Data excerpts:

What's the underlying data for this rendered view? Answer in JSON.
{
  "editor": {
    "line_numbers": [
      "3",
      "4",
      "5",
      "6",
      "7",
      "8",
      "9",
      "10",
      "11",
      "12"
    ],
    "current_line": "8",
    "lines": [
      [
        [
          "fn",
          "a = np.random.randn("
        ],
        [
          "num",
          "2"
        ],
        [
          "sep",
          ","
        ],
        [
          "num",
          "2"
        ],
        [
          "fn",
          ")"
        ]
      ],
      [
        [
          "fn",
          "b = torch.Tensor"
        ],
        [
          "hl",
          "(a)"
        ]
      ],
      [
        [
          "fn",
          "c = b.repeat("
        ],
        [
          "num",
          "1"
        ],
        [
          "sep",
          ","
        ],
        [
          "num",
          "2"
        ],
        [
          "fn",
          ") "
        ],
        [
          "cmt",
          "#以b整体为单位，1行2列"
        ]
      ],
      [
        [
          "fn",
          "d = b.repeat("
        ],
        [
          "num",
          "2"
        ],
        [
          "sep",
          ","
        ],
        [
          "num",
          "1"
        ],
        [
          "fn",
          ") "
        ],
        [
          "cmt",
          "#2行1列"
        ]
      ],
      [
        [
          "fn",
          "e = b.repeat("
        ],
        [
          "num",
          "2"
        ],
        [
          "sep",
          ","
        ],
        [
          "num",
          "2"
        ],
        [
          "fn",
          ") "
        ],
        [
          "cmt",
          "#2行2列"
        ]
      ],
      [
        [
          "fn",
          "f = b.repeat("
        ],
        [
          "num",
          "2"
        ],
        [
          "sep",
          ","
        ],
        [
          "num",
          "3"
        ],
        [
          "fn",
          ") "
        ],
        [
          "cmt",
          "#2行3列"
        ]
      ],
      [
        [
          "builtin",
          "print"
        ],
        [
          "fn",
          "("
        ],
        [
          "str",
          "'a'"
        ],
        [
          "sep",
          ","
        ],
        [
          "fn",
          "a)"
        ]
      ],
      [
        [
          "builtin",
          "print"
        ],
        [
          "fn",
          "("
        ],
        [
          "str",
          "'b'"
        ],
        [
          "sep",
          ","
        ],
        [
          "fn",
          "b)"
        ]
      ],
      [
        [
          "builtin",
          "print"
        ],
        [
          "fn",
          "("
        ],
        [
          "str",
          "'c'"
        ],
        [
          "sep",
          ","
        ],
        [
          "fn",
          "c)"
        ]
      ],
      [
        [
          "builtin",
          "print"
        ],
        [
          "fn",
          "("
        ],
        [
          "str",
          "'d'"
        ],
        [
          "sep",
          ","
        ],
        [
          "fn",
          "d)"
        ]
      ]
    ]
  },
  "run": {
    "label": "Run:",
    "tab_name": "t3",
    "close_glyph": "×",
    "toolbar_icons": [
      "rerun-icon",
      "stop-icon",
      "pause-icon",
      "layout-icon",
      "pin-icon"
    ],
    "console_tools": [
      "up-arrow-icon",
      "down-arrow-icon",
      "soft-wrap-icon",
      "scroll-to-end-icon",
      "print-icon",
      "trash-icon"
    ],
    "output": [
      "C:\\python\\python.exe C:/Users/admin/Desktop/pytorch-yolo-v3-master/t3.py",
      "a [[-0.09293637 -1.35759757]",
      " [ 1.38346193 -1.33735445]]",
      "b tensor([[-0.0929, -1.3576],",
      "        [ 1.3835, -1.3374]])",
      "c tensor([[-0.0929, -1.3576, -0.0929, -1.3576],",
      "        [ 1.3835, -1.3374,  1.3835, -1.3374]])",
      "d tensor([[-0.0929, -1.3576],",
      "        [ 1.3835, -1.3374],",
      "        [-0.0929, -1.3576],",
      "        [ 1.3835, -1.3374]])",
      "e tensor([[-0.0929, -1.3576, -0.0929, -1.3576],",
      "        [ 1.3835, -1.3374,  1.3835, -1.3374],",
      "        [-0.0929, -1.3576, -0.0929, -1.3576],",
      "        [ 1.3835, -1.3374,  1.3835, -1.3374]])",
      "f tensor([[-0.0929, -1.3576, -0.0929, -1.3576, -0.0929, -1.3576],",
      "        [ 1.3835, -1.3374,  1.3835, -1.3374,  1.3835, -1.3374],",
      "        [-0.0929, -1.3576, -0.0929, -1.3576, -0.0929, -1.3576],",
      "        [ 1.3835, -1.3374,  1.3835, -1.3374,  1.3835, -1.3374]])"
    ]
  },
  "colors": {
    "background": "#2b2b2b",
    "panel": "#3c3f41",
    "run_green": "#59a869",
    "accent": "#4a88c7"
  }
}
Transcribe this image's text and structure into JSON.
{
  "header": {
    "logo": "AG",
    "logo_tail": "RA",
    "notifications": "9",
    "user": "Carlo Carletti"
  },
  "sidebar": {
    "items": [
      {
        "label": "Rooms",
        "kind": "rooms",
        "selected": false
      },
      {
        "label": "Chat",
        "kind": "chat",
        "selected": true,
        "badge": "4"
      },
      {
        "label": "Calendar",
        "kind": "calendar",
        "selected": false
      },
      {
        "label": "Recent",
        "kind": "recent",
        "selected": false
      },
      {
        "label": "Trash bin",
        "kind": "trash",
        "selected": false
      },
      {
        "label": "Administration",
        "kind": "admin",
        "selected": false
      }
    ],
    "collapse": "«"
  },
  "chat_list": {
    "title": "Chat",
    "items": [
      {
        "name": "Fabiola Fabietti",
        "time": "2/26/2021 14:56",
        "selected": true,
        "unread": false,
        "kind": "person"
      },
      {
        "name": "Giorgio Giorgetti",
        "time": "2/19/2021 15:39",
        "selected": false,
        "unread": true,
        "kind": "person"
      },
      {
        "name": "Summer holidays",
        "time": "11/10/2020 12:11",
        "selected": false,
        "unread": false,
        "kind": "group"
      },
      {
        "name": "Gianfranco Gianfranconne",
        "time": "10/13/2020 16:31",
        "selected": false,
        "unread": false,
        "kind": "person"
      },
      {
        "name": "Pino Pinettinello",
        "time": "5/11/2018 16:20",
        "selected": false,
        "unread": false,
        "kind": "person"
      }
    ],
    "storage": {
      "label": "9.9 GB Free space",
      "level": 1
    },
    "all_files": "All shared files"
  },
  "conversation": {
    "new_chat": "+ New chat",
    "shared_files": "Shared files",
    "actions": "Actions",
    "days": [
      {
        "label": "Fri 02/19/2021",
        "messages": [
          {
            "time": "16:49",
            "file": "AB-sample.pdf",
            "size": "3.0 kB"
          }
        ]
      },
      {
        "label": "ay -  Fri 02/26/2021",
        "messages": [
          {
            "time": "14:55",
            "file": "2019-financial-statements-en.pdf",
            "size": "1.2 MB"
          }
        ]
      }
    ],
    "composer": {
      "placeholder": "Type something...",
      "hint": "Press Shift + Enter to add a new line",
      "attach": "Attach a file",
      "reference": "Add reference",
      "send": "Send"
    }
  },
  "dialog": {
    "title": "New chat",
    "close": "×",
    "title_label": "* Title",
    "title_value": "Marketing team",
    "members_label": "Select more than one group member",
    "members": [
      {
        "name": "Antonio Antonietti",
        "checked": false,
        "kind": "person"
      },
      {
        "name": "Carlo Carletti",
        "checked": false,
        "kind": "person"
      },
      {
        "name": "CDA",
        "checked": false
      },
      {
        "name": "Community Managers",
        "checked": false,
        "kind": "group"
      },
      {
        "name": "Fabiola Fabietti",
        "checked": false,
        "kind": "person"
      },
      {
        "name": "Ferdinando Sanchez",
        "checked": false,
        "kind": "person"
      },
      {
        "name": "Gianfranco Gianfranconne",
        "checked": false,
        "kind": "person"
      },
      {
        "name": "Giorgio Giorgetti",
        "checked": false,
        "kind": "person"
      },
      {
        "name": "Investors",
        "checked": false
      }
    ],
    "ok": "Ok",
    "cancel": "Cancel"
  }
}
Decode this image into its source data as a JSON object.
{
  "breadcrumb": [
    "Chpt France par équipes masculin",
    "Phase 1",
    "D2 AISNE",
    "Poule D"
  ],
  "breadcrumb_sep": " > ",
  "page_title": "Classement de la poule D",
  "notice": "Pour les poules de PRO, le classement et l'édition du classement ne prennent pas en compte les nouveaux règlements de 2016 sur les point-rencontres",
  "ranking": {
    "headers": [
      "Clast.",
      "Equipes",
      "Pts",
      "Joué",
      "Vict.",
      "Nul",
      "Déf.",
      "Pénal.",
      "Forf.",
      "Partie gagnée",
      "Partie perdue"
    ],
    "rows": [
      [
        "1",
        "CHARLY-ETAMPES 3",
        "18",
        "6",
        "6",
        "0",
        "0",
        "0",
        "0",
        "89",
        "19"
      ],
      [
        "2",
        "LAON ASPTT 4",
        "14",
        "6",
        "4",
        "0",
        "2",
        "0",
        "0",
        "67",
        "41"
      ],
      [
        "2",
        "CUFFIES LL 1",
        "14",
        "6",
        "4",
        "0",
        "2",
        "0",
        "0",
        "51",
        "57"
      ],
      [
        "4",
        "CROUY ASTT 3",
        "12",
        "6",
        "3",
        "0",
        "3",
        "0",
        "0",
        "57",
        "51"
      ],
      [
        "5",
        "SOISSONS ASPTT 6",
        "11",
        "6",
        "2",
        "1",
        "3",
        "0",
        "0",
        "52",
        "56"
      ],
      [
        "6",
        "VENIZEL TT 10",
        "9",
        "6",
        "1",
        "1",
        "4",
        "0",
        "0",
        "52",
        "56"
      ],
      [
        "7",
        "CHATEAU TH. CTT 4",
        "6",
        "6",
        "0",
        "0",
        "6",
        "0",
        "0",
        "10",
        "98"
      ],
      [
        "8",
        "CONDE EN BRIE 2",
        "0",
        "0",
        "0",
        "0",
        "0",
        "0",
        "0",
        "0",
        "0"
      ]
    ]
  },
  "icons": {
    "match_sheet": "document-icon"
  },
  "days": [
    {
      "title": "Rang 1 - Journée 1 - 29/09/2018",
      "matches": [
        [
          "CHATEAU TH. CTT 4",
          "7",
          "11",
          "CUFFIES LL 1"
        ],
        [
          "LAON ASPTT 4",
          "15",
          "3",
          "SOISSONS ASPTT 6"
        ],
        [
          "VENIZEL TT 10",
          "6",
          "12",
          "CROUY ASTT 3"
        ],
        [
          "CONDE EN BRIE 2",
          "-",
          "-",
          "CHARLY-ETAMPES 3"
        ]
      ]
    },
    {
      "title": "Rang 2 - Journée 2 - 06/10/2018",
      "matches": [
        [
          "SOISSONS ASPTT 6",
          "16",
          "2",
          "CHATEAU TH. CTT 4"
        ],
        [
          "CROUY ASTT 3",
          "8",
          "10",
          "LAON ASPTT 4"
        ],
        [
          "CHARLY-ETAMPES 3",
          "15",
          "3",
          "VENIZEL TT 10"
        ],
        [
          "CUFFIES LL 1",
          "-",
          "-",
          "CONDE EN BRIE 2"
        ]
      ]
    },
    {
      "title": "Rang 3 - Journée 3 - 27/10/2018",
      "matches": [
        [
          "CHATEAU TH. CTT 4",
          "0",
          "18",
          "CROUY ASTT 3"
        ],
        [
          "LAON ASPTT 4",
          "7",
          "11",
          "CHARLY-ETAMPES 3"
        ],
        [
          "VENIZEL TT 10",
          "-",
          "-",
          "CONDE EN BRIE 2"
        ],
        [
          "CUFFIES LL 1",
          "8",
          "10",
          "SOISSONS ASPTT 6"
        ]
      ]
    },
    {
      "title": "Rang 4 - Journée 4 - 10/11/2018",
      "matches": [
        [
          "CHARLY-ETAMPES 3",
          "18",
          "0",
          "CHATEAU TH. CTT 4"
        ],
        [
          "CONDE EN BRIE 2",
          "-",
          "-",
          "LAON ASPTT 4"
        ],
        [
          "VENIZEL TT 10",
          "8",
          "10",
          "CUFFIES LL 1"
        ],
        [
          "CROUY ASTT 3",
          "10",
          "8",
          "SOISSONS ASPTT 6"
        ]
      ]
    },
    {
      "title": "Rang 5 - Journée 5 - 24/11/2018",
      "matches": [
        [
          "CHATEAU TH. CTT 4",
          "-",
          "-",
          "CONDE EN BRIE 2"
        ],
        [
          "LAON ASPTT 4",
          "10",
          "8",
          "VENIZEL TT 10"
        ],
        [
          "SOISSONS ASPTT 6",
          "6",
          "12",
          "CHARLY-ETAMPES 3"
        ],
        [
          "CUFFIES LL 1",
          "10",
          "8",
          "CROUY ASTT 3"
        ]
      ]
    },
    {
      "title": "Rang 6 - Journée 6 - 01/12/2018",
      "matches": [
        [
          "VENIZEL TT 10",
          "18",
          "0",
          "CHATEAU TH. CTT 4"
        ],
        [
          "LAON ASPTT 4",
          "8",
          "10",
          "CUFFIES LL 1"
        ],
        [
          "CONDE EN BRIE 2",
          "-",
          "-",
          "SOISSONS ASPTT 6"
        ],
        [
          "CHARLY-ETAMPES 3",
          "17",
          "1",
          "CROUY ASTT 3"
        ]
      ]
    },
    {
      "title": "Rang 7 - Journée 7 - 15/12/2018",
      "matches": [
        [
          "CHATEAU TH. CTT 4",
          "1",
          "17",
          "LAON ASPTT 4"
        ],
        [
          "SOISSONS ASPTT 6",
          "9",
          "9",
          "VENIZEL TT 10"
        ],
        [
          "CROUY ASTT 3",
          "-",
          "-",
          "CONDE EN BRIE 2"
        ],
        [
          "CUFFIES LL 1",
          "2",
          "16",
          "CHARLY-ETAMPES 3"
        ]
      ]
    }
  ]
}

Challenge
Check each line of the entries above, and show every one holding the word "this".

Written reply
What's the underlying data for this rendered view? Answer in JSON.
Transcribe this image's text and structure into JSON.
Decode this image into its source data as a JSON object.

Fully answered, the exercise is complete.